## [WHAT THE TASK REQUIRES]
Reproduce the lines starting with the one containing "type-arrow-label: I (503, 40, 517, 86)" and continuing through the last line, keeping each one unchanged.

Annotated region listings

※ ※ ※

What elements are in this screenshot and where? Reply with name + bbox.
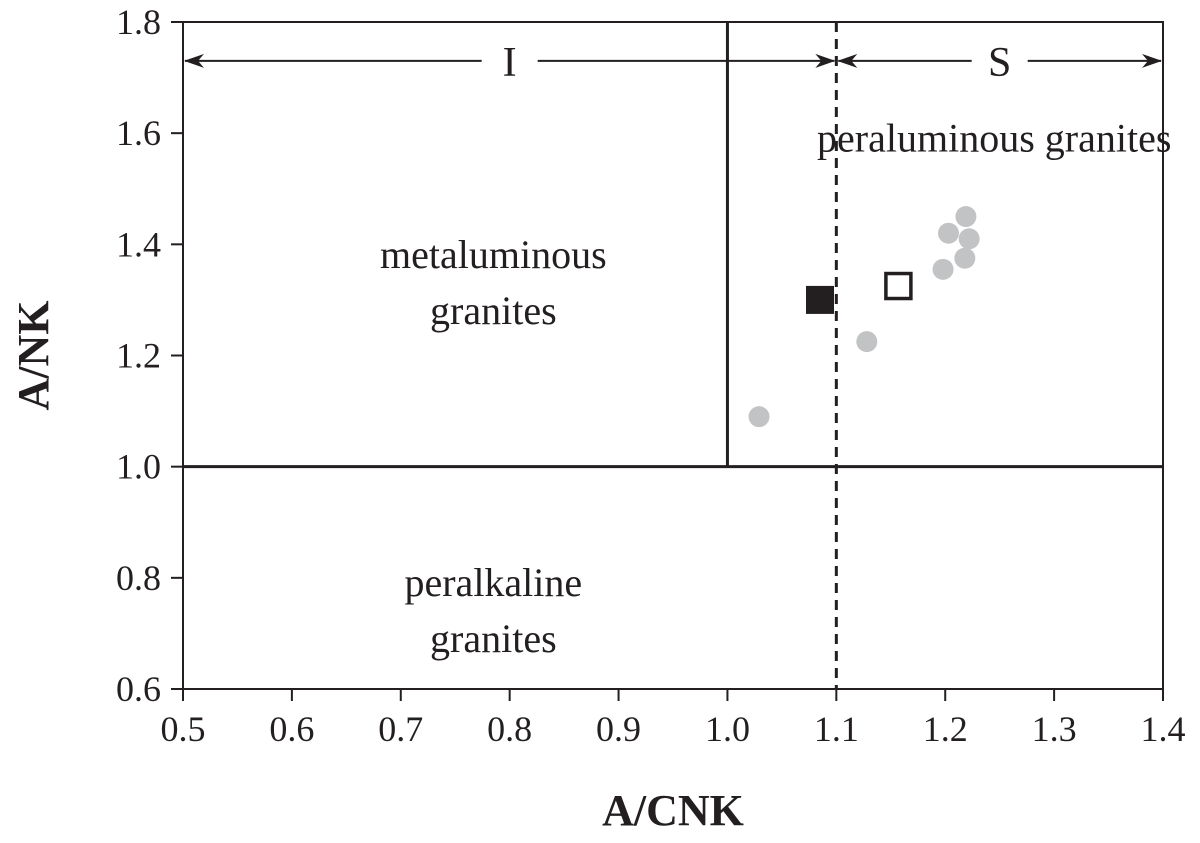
type-arrow-label: I (503, 40, 517, 86)
circle-data-point (932, 258, 954, 280)
circle-data-point (954, 247, 976, 269)
x-tick-label: 1.1 (814, 709, 859, 749)
x-tick-label: 1.2 (923, 709, 968, 749)
y-tick-label: 1.0 (116, 447, 161, 487)
y-tick-label: 1.4 (116, 224, 161, 264)
filled-square-data-point (806, 285, 834, 314)
region-label: granites (430, 616, 557, 661)
y-axis-title: A/NK (9, 301, 58, 411)
x-tick-label: 0.5 (161, 709, 206, 749)
data-points (748, 206, 980, 428)
x-tick-label: 0.7 (378, 709, 423, 749)
y-tick-label: 1.6 (116, 113, 161, 153)
x-axis-title: A/CNK (602, 786, 744, 835)
boundary-lines (183, 22, 1163, 689)
x-tick-label: 1.4 (1141, 709, 1186, 749)
x-tick-label: 1.3 (1032, 709, 1077, 749)
x-tick-label: 0.6 (269, 709, 314, 749)
region-label: peraluminous granites (817, 116, 1171, 161)
circle-data-point (856, 331, 878, 353)
type-arrow-label: S (988, 40, 1011, 86)
region-label: granites (430, 288, 557, 333)
x-axis: 0.5 0.6 0.7 0.8 0.9 1.0 1.1 1.2 1.3 1.4 (161, 689, 1186, 749)
y-tick-label: 0.8 (116, 558, 161, 598)
region-label: metaluminous (380, 232, 607, 277)
circle-data-point (955, 206, 977, 228)
x-tick-label: 0.9 (596, 709, 641, 749)
y-axis: 0.6 0.8 1.0 1.2 1.4 1.6 1.8 (116, 2, 183, 709)
circle-data-point (958, 228, 980, 250)
region-labels: metaluminous granites peralkaline granites p… (380, 116, 1171, 661)
y-tick-label: 1.2 (116, 336, 161, 376)
open-square-data-point (884, 271, 913, 301)
circle-data-point (937, 222, 959, 244)
x-tick-label: 0.8 (487, 709, 532, 749)
region-label: peralkaline (404, 560, 582, 605)
y-tick-label: 0.6 (116, 669, 161, 709)
circle-data-point (748, 406, 770, 428)
x-tick-label: 1.0 (705, 709, 750, 749)
y-tick-label: 1.8 (116, 2, 161, 42)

※ ※ ※

## [EXPECTED ANSWER]
type-arrow-label: I (503, 40, 517, 86)
circle-data-point (932, 258, 954, 280)
circle-data-point (954, 247, 976, 269)
x-tick-label: 1.1 (814, 709, 859, 749)
x-tick-label: 1.2 (923, 709, 968, 749)
y-tick-label: 1.0 (116, 447, 161, 487)
y-tick-label: 1.4 (116, 224, 161, 264)
filled-square-data-point (806, 285, 834, 314)
region-label: granites (430, 616, 557, 661)
y-axis-title: A/NK (9, 301, 58, 411)
x-tick-label: 0.5 (161, 709, 206, 749)
data-points (748, 206, 980, 428)
x-tick-label: 0.7 (378, 709, 423, 749)
y-tick-label: 1.6 (116, 113, 161, 153)
x-axis-title: A/CNK (602, 786, 744, 835)
boundary-lines (183, 22, 1163, 689)
x-tick-label: 1.4 (1141, 709, 1186, 749)
x-tick-label: 1.3 (1032, 709, 1077, 749)
x-tick-label: 0.6 (269, 709, 314, 749)
region-label: peraluminous granites (817, 116, 1171, 161)
circle-data-point (856, 331, 878, 353)
type-arrow-label: S (988, 40, 1011, 86)
region-label: granites (430, 288, 557, 333)
x-axis: 0.5 0.6 0.7 0.8 0.9 1.0 1.1 1.2 1.3 1.4 (161, 689, 1186, 749)
y-tick-label: 0.8 (116, 558, 161, 598)
region-label: metaluminous (380, 232, 607, 277)
circle-data-point (955, 206, 977, 228)
x-tick-label: 0.9 (596, 709, 641, 749)
y-axis: 0.6 0.8 1.0 1.2 1.4 1.6 1.8 (116, 2, 183, 709)
circle-data-point (958, 228, 980, 250)
region-labels: metaluminous granites peralkaline granites p… (380, 116, 1171, 661)
y-tick-label: 1.2 (116, 336, 161, 376)
open-square-data-point (884, 271, 913, 301)
circle-data-point (937, 222, 959, 244)
x-tick-label: 0.8 (487, 709, 532, 749)
region-label: peralkaline (404, 560, 582, 605)
y-tick-label: 0.6 (116, 669, 161, 709)
circle-data-point (748, 406, 770, 428)
x-tick-label: 1.0 (705, 709, 750, 749)
y-tick-label: 1.8 (116, 2, 161, 42)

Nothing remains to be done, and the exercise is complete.